**Task data:**
# # #

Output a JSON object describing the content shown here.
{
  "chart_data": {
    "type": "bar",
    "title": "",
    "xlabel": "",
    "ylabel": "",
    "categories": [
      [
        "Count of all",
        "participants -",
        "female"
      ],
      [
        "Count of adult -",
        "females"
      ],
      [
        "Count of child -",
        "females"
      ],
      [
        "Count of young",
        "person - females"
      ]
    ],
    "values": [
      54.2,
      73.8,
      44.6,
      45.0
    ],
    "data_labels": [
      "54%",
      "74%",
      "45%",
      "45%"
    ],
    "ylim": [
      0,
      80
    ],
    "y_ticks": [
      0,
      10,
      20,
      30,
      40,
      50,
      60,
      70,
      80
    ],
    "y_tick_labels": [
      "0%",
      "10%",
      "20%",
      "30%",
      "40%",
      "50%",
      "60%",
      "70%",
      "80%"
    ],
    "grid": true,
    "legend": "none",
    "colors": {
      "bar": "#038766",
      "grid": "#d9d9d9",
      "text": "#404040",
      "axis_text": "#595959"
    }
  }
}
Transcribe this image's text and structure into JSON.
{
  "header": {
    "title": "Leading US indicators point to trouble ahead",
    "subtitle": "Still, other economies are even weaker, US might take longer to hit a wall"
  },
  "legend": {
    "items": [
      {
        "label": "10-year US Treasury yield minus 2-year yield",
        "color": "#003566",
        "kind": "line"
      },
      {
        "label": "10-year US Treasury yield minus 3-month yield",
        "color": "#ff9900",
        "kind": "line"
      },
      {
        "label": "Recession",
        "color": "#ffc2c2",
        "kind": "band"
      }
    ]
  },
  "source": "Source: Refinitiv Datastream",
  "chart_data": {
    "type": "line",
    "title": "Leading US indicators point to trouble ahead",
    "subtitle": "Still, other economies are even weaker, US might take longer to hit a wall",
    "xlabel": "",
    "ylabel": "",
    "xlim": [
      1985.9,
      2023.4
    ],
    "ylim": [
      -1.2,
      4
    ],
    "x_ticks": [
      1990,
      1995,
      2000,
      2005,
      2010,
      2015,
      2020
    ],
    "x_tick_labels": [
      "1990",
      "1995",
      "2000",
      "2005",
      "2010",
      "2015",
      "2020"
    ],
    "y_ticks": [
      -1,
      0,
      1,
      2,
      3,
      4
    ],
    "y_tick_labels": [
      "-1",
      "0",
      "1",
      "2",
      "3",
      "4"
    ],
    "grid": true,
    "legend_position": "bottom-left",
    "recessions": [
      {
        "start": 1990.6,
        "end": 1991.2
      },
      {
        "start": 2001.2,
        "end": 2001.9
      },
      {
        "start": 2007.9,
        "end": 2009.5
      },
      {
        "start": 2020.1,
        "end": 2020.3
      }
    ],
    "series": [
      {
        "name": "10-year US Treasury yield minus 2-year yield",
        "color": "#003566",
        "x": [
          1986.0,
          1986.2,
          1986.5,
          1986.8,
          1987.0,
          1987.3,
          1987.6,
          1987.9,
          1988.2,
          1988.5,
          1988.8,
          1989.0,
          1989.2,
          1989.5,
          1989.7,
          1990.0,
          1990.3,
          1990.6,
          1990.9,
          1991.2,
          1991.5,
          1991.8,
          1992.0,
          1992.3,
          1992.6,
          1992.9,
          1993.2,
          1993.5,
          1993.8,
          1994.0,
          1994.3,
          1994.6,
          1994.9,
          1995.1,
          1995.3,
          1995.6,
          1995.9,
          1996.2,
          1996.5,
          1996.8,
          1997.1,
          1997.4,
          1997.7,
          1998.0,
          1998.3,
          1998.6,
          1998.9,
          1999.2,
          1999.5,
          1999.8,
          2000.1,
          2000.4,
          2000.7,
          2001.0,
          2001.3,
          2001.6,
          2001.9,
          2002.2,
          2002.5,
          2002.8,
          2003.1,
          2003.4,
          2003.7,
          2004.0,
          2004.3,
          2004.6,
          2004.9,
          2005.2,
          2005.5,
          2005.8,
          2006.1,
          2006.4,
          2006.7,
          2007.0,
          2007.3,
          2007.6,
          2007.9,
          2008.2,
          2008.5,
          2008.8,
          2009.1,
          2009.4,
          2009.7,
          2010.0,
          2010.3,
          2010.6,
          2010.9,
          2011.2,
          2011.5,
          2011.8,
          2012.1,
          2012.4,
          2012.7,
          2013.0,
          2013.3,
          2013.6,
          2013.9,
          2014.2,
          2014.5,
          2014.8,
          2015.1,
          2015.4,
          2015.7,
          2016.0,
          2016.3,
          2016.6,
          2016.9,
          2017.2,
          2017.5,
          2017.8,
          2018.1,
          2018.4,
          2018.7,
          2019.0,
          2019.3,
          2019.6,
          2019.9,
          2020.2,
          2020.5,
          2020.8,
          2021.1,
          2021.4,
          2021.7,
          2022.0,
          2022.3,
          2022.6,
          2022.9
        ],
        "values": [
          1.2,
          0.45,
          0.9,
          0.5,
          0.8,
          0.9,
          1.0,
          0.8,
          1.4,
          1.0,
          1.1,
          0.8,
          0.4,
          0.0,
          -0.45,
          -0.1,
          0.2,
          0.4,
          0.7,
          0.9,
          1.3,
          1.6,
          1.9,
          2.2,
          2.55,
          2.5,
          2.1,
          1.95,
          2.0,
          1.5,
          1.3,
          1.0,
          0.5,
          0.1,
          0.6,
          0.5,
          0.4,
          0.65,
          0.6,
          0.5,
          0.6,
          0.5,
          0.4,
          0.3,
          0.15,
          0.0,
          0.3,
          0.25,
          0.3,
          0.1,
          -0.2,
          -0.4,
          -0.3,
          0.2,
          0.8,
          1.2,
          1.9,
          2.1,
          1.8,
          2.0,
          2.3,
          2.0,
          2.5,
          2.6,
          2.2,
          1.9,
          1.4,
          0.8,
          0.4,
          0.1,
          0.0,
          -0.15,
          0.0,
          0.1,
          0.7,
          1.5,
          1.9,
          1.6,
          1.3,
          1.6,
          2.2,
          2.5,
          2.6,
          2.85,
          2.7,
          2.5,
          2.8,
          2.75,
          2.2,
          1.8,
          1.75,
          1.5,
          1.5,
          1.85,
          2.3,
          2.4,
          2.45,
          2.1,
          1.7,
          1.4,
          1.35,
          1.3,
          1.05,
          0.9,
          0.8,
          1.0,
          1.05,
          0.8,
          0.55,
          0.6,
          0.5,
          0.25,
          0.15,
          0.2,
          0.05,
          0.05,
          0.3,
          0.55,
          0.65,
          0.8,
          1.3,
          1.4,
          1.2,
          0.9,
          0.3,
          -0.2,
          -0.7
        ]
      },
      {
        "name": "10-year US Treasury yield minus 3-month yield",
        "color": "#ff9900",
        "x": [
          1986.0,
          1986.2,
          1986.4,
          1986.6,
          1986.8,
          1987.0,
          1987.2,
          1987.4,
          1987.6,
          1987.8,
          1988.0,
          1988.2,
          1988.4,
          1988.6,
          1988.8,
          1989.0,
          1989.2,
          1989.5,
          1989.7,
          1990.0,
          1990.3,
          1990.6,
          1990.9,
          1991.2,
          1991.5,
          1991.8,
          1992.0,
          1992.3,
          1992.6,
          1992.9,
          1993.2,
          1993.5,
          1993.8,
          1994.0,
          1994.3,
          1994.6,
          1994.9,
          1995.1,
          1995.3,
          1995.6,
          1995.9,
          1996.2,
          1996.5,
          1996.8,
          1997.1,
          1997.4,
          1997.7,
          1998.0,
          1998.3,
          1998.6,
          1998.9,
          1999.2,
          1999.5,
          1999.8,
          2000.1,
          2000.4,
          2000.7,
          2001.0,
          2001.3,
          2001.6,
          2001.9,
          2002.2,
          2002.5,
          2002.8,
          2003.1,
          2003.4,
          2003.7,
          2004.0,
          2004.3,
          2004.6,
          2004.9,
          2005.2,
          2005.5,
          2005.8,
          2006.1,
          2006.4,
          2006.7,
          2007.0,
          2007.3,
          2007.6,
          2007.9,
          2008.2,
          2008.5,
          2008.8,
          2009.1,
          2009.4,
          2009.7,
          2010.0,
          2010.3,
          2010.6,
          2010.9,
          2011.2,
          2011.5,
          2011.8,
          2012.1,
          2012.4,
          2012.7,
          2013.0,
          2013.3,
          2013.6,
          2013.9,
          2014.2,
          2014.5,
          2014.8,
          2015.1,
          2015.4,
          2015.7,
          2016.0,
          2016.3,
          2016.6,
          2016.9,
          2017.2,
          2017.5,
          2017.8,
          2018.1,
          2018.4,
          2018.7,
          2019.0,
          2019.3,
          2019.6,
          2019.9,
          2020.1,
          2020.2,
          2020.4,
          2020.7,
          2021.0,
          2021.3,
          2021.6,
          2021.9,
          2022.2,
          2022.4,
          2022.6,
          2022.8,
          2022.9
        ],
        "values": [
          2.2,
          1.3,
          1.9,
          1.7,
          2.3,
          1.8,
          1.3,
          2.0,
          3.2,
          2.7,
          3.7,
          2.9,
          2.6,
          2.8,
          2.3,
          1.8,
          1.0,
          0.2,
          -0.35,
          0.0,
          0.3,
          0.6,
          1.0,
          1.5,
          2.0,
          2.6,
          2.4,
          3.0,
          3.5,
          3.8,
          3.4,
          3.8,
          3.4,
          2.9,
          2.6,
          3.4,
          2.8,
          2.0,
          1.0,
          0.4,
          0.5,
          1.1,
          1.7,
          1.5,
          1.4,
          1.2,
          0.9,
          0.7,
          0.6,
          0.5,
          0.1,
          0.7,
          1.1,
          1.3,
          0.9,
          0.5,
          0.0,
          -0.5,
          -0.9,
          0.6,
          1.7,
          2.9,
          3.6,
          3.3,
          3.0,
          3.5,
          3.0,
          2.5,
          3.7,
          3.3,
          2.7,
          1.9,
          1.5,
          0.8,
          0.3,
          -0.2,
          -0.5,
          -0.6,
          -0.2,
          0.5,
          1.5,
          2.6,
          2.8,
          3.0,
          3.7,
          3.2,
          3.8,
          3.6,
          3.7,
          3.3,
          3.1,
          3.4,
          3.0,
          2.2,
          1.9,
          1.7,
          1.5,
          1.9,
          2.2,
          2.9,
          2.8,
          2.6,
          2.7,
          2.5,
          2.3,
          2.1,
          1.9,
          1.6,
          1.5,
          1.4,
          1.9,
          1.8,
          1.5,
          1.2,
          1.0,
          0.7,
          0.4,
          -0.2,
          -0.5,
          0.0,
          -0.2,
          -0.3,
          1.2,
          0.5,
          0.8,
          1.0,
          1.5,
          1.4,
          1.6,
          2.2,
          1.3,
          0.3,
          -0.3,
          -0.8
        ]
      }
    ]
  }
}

# # #

**Work to complete:** Read the entries and show each line that mentions "month".

**The solution:**
        "label": "10-year US Treasury yield minus 3-month yield",
        "name": "10-year US Treasury yield minus 3-month yield",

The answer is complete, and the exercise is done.